── RECORDS TO PROCESS ──

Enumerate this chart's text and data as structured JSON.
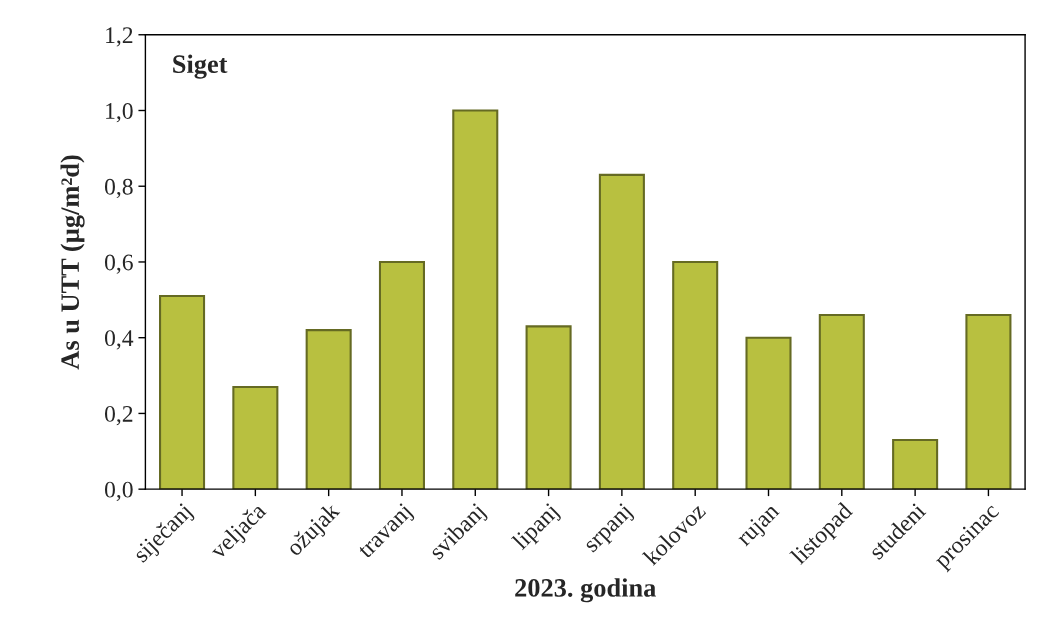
{
  "chart_data": {
    "type": "bar",
    "title": "Siget",
    "xlabel": "2023. godina",
    "ylabel": "As u UTT (µg/m²d)",
    "categories": [
      "siječanj",
      "veljača",
      "ožujak",
      "travanj",
      "svibanj",
      "lipanj",
      "srpanj",
      "kolovoz",
      "rujan",
      "listopad",
      "studeni",
      "prosinac"
    ],
    "values": [
      0.51,
      0.27,
      0.42,
      0.6,
      1.0,
      0.43,
      0.83,
      0.6,
      0.4,
      0.46,
      0.13,
      0.46
    ],
    "color": "#b8c040",
    "ylim": [
      0,
      1.2
    ],
    "yticks": [
      {
        "value": 0,
        "label": "0,0"
      },
      {
        "value": 0.2,
        "label": "0,2"
      },
      {
        "value": 0.4,
        "label": "0,4"
      },
      {
        "value": 0.6,
        "label": "0,6"
      },
      {
        "value": 0.8,
        "label": "0,8"
      },
      {
        "value": 1.0,
        "label": "1,0"
      },
      {
        "value": 1.2,
        "label": "1,2"
      }
    ],
    "grid": false,
    "legend": false
  }
}
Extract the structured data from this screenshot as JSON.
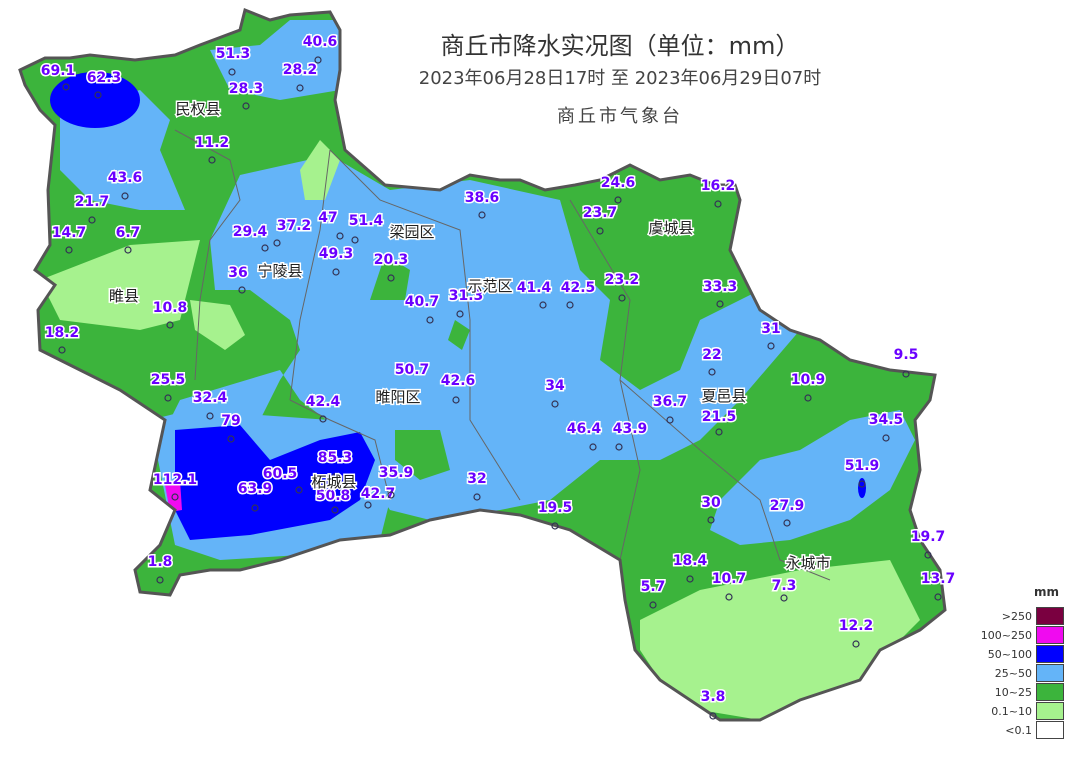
{
  "header": {
    "title": "商丘市降水实况图（单位：mm）",
    "period": "2023年06月28日17时  至  2023年06月29日07时",
    "issuer": "商丘市气象台"
  },
  "legend": {
    "unit": "mm",
    "items": [
      {
        "label": ">250",
        "color": "#7a0040"
      },
      {
        "label": "100~250",
        "color": "#f00af0"
      },
      {
        "label": "50~100",
        "color": "#0000ff"
      },
      {
        "label": "25~50",
        "color": "#64b4f8"
      },
      {
        "label": "10~25",
        "color": "#3cb43c"
      },
      {
        "label": "0.1~10",
        "color": "#a6f28e"
      },
      {
        "label": "<0.1",
        "color": "#ffffff"
      }
    ]
  },
  "counties": [
    "民权县",
    "梁园区",
    "宁陵县",
    "睢县",
    "示范区",
    "虞城县",
    "睢阳区",
    "夏邑县",
    "柘城县",
    "永城市"
  ],
  "stations": [
    "69.1",
    "62.3",
    "51.3",
    "40.6",
    "28.2",
    "28.3",
    "11.2",
    "43.6",
    "21.7",
    "14.7",
    "6.7",
    "29.4",
    "37.2",
    "47",
    "51.4",
    "49.3",
    "20.3",
    "36",
    "10.8",
    "18.2",
    "38.6",
    "24.6",
    "16.2",
    "23.7",
    "23.2",
    "41.4",
    "42.5",
    "40.7",
    "31.3",
    "33.3",
    "31",
    "22",
    "9.5",
    "10.9",
    "25.5",
    "32.4",
    "42.4",
    "50.7",
    "42.6",
    "34",
    "36.7",
    "21.5",
    "34.5",
    "79",
    "46.4",
    "43.9",
    "85.3",
    "60.5",
    "112.1",
    "63.9",
    "50.8",
    "42.7",
    "35.9",
    "32",
    "51.9",
    "19.5",
    "30",
    "27.9",
    "19.7",
    "18.4",
    "1.8",
    "5.7",
    "10.7",
    "7.3",
    "13.7",
    "12.2",
    "3.8"
  ]
}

───

__GOAL__. Make an exact copy of the listing above. Do not include the pictures.

__FULL SOLUTION__.
Enumerate this chart's text and data as structured JSON.
{
  "chart_data": {
    "type": "bar",
    "title": "Siget",
    "xlabel": "2023. godina",
    "ylabel": "As u UTT (µg/m²d)",
    "categories": [
      "siječanj",
      "veljača",
      "ožujak",
      "travanj",
      "svibanj",
      "lipanj",
      "srpanj",
      "kolovoz",
      "rujan",
      "listopad",
      "studeni",
      "prosinac"
    ],
    "values": [
      0.51,
      0.27,
      0.42,
      0.6,
      1.0,
      0.43,
      0.83,
      0.6,
      0.4,
      0.46,
      0.13,
      0.46
    ],
    "color": "#b8c040",
    "ylim": [
      0,
      1.2
    ],
    "yticks": [
      {
        "value": 0,
        "label": "0,0"
      },
      {
        "value": 0.2,
        "label": "0,2"
      },
      {
        "value": 0.4,
        "label": "0,4"
      },
      {
        "value": 0.6,
        "label": "0,6"
      },
      {
        "value": 0.8,
        "label": "0,8"
      },
      {
        "value": 1.0,
        "label": "1,0"
      },
      {
        "value": 1.2,
        "label": "1,2"
      }
    ],
    "grid": false,
    "legend": false
  }
}
Extract the structured data from this screenshot as JSON.
{
  "header": {
    "title": "商丘市降水实况图（单位：mm）",
    "period": "2023年06月28日17时  至  2023年06月29日07时",
    "issuer": "商丘市气象台"
  },
  "legend": {
    "unit": "mm",
    "items": [
      {
        "label": ">250",
        "color": "#7a0040"
      },
      {
        "label": "100~250",
        "color": "#f00af0"
      },
      {
        "label": "50~100",
        "color": "#0000ff"
      },
      {
        "label": "25~50",
        "color": "#64b4f8"
      },
      {
        "label": "10~25",
        "color": "#3cb43c"
      },
      {
        "label": "0.1~10",
        "color": "#a6f28e"
      },
      {
        "label": "<0.1",
        "color": "#ffffff"
      }
    ]
  },
  "counties": [
    "民权县",
    "梁园区",
    "宁陵县",
    "睢县",
    "示范区",
    "虞城县",
    "睢阳区",
    "夏邑县",
    "柘城县",
    "永城市"
  ],
  "stations": [
    "69.1",
    "62.3",
    "51.3",
    "40.6",
    "28.2",
    "28.3",
    "11.2",
    "43.6",
    "21.7",
    "14.7",
    "6.7",
    "29.4",
    "37.2",
    "47",
    "51.4",
    "49.3",
    "20.3",
    "36",
    "10.8",
    "18.2",
    "38.6",
    "24.6",
    "16.2",
    "23.7",
    "23.2",
    "41.4",
    "42.5",
    "40.7",
    "31.3",
    "33.3",
    "31",
    "22",
    "9.5",
    "10.9",
    "25.5",
    "32.4",
    "42.4",
    "50.7",
    "42.6",
    "34",
    "36.7",
    "21.5",
    "34.5",
    "79",
    "46.4",
    "43.9",
    "85.3",
    "60.5",
    "112.1",
    "63.9",
    "50.8",
    "42.7",
    "35.9",
    "32",
    "51.9",
    "19.5",
    "30",
    "27.9",
    "19.7",
    "18.4",
    "1.8",
    "5.7",
    "10.7",
    "7.3",
    "13.7",
    "12.2",
    "3.8"
  ]
}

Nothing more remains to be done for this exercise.